[Dataset records]
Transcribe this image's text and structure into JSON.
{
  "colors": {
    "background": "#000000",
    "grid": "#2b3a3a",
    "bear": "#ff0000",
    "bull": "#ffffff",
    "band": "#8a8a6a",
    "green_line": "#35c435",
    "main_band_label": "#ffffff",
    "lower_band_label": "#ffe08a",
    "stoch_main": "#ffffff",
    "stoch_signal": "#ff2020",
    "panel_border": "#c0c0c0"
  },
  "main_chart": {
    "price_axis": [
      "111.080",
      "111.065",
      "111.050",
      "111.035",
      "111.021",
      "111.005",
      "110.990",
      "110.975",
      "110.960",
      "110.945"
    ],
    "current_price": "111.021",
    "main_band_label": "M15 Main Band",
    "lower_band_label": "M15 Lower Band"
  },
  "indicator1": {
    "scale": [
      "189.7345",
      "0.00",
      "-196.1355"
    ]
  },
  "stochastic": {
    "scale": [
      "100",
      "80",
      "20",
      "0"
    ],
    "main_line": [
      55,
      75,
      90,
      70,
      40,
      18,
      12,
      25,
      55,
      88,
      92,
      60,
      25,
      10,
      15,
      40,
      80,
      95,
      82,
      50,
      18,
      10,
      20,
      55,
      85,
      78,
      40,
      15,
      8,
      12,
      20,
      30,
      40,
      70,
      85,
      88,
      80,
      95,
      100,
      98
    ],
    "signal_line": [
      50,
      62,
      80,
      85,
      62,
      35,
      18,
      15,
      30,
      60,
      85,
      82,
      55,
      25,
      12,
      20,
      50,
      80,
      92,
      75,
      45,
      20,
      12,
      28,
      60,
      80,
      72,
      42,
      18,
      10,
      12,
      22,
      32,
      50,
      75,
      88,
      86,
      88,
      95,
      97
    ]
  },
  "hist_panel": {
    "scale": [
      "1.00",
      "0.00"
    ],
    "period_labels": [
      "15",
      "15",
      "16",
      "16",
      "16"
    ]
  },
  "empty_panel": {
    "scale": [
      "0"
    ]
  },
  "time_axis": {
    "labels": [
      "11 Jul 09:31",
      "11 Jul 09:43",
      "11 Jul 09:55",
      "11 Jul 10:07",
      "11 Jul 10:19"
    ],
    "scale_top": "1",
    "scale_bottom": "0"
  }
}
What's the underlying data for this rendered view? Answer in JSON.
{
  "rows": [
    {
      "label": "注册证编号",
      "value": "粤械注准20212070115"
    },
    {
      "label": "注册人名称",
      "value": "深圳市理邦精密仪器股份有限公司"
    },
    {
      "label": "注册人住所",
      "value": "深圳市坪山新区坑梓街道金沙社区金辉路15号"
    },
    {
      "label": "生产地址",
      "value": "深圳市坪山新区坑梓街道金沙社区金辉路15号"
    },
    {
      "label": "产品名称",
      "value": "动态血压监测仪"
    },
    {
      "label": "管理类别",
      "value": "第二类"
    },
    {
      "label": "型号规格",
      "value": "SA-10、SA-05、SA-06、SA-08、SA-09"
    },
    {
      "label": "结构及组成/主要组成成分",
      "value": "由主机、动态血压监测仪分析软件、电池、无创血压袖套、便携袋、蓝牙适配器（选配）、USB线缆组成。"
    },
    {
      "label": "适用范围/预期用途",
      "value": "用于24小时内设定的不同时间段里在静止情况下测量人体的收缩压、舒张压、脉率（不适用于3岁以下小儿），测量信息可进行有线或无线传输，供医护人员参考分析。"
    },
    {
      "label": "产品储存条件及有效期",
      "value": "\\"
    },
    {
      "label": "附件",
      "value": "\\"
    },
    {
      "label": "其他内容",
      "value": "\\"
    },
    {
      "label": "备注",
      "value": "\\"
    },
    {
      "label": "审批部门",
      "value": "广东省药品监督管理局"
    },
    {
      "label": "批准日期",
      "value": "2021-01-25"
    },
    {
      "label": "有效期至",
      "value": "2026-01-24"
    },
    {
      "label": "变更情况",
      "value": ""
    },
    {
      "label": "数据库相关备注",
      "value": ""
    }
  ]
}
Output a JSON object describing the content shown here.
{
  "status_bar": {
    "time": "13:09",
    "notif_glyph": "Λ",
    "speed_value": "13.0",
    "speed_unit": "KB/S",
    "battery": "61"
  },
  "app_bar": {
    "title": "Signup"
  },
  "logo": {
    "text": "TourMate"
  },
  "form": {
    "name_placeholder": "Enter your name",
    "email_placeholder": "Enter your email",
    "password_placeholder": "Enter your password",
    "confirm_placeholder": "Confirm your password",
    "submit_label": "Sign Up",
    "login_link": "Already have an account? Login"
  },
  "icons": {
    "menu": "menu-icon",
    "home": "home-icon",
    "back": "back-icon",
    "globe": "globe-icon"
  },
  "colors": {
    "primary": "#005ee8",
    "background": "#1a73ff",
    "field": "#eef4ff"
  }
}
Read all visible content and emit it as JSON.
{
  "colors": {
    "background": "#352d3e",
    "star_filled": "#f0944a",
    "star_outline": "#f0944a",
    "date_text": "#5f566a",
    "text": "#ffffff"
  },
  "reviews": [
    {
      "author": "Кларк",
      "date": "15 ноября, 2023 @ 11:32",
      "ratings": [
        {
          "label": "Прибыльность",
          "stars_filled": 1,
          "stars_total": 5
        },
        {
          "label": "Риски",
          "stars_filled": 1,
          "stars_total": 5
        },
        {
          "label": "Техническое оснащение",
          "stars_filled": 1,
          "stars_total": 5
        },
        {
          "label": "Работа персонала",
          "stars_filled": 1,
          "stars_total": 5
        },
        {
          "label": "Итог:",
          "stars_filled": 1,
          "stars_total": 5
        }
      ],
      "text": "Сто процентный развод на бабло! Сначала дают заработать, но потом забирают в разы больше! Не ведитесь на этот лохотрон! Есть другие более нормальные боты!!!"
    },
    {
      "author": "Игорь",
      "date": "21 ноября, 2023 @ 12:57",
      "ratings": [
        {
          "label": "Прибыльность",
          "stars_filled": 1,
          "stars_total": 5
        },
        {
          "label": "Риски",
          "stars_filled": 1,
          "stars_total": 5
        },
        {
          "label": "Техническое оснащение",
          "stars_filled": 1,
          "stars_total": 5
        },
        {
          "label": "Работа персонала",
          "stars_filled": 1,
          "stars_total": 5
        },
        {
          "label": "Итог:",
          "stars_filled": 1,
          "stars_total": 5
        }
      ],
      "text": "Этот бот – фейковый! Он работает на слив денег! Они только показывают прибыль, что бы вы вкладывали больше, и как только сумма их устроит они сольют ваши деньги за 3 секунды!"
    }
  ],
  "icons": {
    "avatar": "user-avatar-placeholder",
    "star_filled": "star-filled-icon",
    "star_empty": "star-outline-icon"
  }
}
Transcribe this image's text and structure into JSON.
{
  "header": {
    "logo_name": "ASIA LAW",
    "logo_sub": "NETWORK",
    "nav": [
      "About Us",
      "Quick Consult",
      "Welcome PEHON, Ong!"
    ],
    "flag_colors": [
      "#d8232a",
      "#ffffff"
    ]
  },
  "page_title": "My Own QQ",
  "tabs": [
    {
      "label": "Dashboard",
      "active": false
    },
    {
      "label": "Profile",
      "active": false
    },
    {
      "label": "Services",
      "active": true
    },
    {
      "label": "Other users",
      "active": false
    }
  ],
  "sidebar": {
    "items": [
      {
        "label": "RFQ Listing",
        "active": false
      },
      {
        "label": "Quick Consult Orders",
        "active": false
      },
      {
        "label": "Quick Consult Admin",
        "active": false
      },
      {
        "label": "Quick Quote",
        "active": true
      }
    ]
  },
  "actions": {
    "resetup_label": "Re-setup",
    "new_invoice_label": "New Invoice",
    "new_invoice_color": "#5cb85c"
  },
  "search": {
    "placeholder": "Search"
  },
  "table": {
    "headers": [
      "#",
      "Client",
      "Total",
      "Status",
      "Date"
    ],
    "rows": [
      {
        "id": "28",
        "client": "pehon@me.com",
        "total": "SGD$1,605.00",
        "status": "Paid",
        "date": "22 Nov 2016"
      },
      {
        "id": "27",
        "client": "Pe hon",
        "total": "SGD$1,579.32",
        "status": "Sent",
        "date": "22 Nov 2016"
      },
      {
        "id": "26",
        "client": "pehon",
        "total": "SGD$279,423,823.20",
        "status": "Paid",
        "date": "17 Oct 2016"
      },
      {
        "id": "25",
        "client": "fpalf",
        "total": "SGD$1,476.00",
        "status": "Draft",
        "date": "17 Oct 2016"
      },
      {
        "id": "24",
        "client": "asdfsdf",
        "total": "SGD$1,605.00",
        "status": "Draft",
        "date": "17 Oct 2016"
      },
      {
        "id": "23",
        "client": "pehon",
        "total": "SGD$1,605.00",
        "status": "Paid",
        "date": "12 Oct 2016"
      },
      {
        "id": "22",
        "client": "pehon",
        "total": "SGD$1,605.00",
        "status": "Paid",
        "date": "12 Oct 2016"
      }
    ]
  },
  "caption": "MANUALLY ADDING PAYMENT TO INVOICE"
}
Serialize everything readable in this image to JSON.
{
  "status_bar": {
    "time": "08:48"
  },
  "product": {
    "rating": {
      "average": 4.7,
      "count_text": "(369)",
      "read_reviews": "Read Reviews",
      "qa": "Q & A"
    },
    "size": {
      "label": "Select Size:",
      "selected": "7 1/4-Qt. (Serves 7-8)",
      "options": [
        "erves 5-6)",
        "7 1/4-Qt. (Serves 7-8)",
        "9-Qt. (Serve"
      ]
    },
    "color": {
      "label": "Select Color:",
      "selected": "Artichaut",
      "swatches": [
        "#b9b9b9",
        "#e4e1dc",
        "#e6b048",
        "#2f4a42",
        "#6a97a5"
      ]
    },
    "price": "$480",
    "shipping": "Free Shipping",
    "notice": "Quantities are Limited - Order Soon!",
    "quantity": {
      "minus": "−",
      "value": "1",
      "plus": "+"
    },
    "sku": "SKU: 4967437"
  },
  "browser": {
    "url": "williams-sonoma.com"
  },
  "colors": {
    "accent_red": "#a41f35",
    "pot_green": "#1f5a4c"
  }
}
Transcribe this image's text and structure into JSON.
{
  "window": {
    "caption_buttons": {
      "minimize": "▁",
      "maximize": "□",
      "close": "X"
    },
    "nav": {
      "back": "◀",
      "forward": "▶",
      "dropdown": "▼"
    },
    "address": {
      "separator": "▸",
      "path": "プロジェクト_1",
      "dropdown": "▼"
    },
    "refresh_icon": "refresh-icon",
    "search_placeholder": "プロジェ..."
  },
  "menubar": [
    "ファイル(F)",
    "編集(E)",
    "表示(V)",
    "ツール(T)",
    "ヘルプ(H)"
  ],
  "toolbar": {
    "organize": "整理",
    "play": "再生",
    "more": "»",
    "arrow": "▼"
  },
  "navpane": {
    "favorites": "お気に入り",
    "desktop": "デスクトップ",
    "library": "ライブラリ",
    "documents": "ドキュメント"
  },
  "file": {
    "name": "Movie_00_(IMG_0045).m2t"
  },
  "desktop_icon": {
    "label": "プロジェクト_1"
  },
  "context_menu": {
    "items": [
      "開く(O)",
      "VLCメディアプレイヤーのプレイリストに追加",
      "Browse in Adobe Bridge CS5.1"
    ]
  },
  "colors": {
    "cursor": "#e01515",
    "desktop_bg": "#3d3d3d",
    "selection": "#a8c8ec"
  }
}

= The exercise =
Write down every line of the data above that includes the string "password".

= Correct answer =
    "password_placeholder": "Enter your password",
    "confirm_placeholder": "Confirm your password",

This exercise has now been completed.